> **READING TEXT**
++++++++++++++++++++
As shown in FIG. 2, hydraulic pump 14 has drive shaft 32. Hydraulic pump motor 16 has rotor 34 and electrical power input 36. Rotor 34 is mechanically connected to drive shaft 32 of hydraulic pump 14. Directional valve 18 includes directional valve controller 38, which in response to an electrical signal will move directional valve 18 to selectively direct the flow of hydraulic fluid in first hydraulic line 20 to one of a plurality of outlet ports 42.

First hydraulic line 20 is in fluid connection between hydraulic pump 14 and directional valve 18. Second hydraulic line 22 is in fluid connection between relief valve actuator 12 and directional valve 18.

Energy storage means 24 is in fluid connection with first hydraulic line 20, and mechanically converts hydraulic pressure within first hydraulic line 20 into potential energy which is stored in energy storage means 24. If hydraulic pump motor 16 loses power or hydraulic pump 14 fails for any reason, the potential energy stored in energy storage means 24 will be sufficient to generate enough hydraulic pressure within first and second hydraulic lines 20, 22 to operate relief valve actuator 12. A preferred energy storage means 24 is a Parker Hydraulics model A486231D1K piston-type accumulator.
++++++++++++++++++++
> **DATA ENTRIES**
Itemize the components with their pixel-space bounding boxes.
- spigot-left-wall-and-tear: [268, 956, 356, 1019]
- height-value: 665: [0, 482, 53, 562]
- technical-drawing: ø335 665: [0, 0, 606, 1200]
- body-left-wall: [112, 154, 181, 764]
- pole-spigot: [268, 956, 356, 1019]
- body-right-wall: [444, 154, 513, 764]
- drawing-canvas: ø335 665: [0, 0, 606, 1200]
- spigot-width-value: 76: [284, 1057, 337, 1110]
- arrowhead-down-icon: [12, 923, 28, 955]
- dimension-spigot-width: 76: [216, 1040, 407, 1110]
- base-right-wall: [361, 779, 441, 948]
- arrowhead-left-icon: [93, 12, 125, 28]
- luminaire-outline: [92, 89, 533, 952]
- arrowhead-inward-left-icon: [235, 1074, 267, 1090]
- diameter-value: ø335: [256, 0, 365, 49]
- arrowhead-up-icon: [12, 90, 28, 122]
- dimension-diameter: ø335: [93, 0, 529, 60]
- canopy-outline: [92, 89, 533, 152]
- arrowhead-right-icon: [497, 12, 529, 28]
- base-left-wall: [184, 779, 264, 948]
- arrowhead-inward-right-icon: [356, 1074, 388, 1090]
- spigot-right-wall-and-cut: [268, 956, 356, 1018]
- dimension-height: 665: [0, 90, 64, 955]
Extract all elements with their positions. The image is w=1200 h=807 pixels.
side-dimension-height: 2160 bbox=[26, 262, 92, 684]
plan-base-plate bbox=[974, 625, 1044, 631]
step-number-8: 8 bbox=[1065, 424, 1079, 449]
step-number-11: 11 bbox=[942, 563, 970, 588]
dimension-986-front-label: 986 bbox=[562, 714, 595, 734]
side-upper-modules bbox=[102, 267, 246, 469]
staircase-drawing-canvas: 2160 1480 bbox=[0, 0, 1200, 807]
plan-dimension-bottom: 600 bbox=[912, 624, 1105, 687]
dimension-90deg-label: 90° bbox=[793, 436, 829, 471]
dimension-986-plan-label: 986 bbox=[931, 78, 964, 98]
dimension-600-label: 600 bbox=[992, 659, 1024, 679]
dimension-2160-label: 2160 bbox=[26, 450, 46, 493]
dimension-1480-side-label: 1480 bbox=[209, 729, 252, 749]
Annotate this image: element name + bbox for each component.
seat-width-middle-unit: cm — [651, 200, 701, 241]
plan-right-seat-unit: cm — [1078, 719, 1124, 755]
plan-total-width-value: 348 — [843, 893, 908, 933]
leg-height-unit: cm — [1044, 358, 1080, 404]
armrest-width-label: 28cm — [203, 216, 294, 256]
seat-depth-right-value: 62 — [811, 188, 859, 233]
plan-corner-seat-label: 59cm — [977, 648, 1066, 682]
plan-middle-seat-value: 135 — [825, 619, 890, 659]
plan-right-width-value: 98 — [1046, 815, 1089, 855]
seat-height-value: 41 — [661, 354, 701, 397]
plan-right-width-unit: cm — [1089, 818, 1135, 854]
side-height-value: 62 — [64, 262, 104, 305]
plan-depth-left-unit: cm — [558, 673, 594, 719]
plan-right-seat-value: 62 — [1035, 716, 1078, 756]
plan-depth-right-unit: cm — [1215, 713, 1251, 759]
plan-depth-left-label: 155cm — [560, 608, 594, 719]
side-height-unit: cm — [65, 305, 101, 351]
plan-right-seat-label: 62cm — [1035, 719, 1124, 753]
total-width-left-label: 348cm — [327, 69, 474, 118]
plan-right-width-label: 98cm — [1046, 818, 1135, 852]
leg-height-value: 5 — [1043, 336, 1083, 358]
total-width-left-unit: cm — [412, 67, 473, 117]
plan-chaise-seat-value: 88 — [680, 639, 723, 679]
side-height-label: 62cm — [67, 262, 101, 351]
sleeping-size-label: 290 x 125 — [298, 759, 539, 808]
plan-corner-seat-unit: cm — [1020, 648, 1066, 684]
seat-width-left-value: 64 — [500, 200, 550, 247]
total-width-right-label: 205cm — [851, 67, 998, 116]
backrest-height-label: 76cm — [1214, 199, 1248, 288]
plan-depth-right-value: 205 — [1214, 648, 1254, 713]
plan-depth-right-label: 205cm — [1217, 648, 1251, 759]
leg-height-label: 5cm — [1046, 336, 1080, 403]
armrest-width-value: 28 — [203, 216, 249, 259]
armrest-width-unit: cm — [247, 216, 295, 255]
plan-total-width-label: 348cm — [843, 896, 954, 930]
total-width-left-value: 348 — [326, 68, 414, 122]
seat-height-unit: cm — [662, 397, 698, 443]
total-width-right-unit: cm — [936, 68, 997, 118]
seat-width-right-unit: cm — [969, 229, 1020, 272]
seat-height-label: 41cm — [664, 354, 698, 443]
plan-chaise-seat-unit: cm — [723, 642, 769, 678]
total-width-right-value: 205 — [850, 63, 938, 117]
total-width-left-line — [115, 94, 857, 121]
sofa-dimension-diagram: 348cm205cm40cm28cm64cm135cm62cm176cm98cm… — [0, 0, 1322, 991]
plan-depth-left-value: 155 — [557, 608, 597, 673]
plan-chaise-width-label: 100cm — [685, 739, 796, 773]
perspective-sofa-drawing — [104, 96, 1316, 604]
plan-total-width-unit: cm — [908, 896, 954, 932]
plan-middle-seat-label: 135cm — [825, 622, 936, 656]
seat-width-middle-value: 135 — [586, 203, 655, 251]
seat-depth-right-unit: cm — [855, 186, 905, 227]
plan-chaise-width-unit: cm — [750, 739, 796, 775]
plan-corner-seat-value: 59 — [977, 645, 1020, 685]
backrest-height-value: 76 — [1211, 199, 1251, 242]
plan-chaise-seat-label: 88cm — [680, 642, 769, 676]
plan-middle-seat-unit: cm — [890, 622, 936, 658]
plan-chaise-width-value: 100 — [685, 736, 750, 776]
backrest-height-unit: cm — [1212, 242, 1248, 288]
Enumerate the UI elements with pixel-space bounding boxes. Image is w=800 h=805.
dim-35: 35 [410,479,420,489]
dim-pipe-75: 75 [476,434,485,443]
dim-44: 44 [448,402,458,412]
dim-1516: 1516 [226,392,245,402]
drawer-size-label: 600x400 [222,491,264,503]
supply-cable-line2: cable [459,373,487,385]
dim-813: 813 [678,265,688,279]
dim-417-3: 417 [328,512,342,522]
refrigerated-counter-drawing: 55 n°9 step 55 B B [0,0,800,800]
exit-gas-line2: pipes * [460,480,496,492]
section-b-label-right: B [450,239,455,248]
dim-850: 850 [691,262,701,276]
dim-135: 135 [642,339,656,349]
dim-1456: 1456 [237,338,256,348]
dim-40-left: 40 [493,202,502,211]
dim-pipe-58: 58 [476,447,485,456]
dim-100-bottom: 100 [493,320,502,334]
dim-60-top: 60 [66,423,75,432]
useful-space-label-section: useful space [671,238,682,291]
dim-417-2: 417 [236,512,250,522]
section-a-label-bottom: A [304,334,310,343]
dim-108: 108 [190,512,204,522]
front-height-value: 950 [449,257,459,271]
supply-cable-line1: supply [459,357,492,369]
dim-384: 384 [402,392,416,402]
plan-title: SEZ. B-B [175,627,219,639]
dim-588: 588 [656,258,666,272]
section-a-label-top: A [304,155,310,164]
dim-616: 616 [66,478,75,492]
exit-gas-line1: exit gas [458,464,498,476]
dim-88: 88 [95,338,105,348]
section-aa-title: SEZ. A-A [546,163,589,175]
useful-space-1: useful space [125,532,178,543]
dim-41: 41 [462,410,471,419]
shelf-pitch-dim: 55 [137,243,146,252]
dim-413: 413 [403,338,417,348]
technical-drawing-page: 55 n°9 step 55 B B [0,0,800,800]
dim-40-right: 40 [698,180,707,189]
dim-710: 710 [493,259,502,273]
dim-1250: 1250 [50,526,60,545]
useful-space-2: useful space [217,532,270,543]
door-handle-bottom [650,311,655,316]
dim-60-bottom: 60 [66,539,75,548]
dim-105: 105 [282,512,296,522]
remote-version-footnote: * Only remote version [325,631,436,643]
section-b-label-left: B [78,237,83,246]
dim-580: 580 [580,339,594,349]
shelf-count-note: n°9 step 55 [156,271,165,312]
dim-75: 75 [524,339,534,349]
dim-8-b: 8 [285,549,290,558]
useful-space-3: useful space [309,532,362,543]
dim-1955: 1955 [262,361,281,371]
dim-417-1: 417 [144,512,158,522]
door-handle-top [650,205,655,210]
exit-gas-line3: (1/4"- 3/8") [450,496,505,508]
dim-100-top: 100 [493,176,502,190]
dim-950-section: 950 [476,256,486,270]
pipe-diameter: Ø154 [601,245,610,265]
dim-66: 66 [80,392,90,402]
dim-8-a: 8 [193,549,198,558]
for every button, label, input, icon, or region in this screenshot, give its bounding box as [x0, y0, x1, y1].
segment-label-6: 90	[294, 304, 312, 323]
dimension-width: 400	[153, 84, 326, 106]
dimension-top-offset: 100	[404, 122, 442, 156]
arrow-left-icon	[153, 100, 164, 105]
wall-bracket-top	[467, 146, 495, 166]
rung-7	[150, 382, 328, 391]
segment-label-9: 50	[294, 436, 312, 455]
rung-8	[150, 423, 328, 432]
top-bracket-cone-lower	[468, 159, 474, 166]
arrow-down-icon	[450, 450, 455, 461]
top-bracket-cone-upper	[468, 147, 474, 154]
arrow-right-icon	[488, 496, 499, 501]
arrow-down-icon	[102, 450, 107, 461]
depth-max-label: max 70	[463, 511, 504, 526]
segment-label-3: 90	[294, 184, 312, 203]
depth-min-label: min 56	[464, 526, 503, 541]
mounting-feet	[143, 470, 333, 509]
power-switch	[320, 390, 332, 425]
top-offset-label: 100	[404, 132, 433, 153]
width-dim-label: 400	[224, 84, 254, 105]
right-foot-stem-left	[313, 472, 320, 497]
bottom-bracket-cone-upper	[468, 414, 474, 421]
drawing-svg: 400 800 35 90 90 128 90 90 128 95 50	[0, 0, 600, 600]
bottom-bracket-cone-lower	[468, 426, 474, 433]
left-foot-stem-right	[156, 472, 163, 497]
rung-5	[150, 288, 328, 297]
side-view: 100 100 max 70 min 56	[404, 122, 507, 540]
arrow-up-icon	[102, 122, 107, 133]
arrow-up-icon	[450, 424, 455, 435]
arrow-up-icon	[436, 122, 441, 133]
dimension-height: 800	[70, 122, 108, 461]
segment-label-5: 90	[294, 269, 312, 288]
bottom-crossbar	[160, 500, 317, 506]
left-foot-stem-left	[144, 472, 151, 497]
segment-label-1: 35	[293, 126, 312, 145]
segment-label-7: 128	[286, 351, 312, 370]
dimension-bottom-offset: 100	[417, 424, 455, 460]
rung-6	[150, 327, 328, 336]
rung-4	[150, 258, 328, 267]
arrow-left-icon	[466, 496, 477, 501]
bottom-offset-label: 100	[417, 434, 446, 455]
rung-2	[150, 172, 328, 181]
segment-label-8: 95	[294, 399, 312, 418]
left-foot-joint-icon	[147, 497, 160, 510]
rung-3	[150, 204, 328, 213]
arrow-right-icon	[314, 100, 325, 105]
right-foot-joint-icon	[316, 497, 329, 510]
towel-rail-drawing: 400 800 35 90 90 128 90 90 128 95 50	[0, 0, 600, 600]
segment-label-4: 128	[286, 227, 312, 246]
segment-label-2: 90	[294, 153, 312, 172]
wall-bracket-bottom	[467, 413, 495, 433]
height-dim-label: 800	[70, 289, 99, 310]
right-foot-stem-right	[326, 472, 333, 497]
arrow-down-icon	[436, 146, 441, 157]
++++++++++++++++++++
> **EXERCISE TASK 1**
Write out the passage of the hydraulic system text starting with "As shown in" and going on through "outlet ports 42.".
> **EXERCISE TASK 2**
Answer these questions from the hydraulic system text:
(a) Which part is rotor 34 mechanically connected to?
(b) Which two components does second hydraulic line 22 connect?
(c) What model does the text name as the preferred energy storage means 24?
> **EXERCISE TASK 3**
List every component that the hydraulic system text describes as being in fluid connection with first hydraulic line 20.

> **FINISHED ANSWER 1**
As shown in FIG. 2, hydraulic pump 14 has drive shaft 32. Hydraulic pump motor 16 has rotor 34 and electrical power input 36. Rotor 34 is mechanically connected to drive shaft 32 of hydraulic pump 14. Directional valve 18 includes directional valve controller 38, which in response to an electrical signal will move directional valve 18 to selectively direct the flow of hydraulic fluid in first hydraulic line 20 to one of a plurality of outlet ports 42.

> **FINISHED ANSWER 2**
(a) Drive shaft 32 of hydraulic pump 14.
(b) Relief valve actuator 12 and directional valve 18.
(c) A Parker Hydraulics model A486231D1K piston-type accumulator.

> **FINISHED ANSWER 3**
- Hydraulic pump 14
- Directional valve 18
- Energy storage means 24